The Servarr compatibility layer exposes familiar /api/v3 aliases for external tooling. Provider parity includes /api/v3/downloadclient, /api/v3/indexer, /api/v3/importlist, /api/v3/metadata, /api/v3/notification, and /api/v3/remotepathmapping list/create/read/update/delete routes, plus provider test, testall, bulk, and action/:name routes where those surfaces exist in Sonarr's OpenAPI. Settings and catalog parity maps /api/v3/config/*, language/localization catalogs, release profiles, auto-tagging, import-list exclusions, tag details, wanted details, and indexer flags onto Gadarr's native models. Sonarr's series, episode, episode-file, season pass, rename, release push, and media-cover paths map to Gadarr games, virtual single-release episodes, import items, release candidates, and metadata artwork. Method parity also includes HEAD /ping, command/root-folder deletion, tag read/update, delay-profile reorder via PUT, custom-format bulk deletion, episode-file single/bulk updates, static UI path aliases, and Sonarr-style /login and /logout browser-session routes.
Connect delivery is intentionally narrow and server-side: webhook-like providers receive JSON payloads, Discord and Slack receive their native text bodies, Gotify uses X-Gotify-Key, Telegram uses bot-token sendMessage, Pushover uses its message API with an application token/user key pair, Ntfy publishes to a topic name or URL, Pushbullet creates note pushes, Email sends direct SMTP mail with optional STARTTLS, SendGrid and Mailgun send text mail, Notifiarr receives passthrough payloads, Join, Prowl, Pushcut, Simplepush, and Signal use their native HTTP push APIs, Custom Script executes a configured script path without a shell and with Gadarr plus Sonarr-style environment variables, Synology Indexer runs /usr/syno/bin/synoindex without a shell using --help, -R <path>, -D <path>, or -R video, Trakt sends authenticated collection sync requests, Twitter signs OAuth 1.0a status/direct-message requests, Plex refreshes configured library sections, and Kodi runs VideoLibrary.Scan over JSON-RPC. All provider secrets stay out of list/read responses.
Metadata refresh adapters can be provider-specific or template-based. Steam uses Store appdetails, custom JSON uses a configured URL template, PCGamingWiki uses the public MediaWiki Cargo API for Infobox_game records, SteamGridDB uses bearer-token API v2 lookups plus grid/hero artwork endpoints, and IGDB posts Apicalypse game queries with Client-ID/access-token auth. Game metadata stores poster, background, screenshot galleries, trailer links, release date, descriptions, external IDs, people, and genres so API resources and the detail UI can expose richer media without requerying providers. The game detail UI keeps that media game-native with a compact screenshots/trailers strip above patch and release-filter work. Provider secrets stay server-side and are only used for provider tests and refreshes.

........

→ **Apply what you read**
- a) According to the Gadarr overview, which header does Gotify use?
- b) Reproduce the Gadarr overview word for word, between "Metadata refresh adapters" and "tests and refreshes.", inclusive.
The records have no part in this work.

........

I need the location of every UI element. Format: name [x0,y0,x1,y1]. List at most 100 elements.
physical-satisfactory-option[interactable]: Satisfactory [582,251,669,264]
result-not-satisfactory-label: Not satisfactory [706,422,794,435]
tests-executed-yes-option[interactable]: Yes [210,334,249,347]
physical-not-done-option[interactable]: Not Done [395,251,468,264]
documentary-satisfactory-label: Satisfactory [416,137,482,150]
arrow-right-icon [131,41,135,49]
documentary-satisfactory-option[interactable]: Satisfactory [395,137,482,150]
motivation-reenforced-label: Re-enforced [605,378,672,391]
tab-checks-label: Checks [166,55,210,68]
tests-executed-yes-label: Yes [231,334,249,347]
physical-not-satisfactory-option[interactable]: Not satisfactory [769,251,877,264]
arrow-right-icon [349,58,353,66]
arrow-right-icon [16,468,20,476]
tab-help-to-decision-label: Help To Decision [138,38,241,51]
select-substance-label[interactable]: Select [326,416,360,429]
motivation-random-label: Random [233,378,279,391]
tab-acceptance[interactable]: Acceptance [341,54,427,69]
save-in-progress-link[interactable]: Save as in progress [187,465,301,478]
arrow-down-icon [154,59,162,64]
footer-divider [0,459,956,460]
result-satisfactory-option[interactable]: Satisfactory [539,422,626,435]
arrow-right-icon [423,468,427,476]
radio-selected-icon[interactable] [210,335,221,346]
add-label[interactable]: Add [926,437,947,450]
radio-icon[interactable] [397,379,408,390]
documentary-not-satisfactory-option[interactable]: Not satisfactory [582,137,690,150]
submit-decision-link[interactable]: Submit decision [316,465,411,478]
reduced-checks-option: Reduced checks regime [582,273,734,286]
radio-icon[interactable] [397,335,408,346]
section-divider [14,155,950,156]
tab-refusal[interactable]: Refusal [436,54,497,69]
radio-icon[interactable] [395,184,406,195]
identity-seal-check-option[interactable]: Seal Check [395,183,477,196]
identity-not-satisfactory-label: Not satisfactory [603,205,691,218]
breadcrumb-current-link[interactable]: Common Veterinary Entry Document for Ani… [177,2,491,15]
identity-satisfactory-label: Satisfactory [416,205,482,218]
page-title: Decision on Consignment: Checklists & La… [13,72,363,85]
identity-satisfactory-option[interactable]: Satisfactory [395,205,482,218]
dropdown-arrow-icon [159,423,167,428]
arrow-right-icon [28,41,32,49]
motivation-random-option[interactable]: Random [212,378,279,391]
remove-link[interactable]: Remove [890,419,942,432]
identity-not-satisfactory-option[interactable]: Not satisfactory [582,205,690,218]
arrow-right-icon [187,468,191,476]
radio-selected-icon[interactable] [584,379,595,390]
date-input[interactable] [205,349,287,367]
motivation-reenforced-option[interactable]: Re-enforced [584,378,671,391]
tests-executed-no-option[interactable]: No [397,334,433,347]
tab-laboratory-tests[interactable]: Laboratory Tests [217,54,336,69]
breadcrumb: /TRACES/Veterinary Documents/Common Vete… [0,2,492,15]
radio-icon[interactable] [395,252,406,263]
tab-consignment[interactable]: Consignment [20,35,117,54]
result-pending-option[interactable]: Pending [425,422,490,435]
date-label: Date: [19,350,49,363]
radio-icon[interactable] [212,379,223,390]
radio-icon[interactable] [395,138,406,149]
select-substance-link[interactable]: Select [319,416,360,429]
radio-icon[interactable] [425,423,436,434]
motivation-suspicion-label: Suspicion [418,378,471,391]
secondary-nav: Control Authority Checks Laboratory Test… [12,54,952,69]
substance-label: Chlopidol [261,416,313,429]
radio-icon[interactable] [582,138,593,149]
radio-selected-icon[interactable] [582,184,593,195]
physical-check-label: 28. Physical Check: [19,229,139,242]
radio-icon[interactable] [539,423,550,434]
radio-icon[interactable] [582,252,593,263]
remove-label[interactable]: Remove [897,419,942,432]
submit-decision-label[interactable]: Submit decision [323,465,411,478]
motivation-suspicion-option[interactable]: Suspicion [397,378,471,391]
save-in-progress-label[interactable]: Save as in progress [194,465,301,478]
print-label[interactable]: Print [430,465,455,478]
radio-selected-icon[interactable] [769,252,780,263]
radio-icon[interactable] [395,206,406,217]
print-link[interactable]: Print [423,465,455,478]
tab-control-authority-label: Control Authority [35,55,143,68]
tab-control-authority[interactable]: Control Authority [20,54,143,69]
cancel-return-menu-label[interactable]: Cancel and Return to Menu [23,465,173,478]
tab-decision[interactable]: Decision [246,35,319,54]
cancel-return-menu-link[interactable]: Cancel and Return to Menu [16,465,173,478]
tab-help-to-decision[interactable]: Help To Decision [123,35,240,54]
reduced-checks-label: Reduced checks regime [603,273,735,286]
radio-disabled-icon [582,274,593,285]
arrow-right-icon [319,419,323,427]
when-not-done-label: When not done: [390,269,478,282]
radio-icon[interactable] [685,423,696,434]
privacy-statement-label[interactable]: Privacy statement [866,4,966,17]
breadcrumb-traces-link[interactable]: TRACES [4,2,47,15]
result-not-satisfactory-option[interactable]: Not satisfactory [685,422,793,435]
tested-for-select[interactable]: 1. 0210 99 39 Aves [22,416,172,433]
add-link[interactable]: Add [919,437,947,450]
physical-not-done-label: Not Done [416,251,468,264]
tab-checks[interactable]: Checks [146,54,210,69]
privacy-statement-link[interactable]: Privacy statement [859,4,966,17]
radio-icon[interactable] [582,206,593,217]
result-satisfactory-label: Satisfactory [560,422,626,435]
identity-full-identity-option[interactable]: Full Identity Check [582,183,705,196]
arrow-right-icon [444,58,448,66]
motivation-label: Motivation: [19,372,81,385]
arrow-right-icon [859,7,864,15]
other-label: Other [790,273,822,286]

........

→ **Answers for the tasks**
- a) X-Gotify-Key.

- b)
Metadata refresh adapters can be provider-specific or template-based. Steam uses Store appdetails, custom JSON uses a configured URL template, PCGamingWiki uses the public MediaWiki Cargo API for Infobox_game records, SteamGridDB uses bearer-token API v2 lookups plus grid/hero artwork endpoints, and IGDB posts Apicalypse game queries with Client-ID/access-token auth. Game metadata stores poster, background, screenshot galleries, trailer links, release date, descriptions, external IDs, people, and genres so API resources and the detail UI can expose richer media without requerying providers. The game detail UI keeps that media game-native with a compact screenshots/trailers strip above patch and release-filter work. Provider secrets stay server-side and are only used for provider tests and refreshes.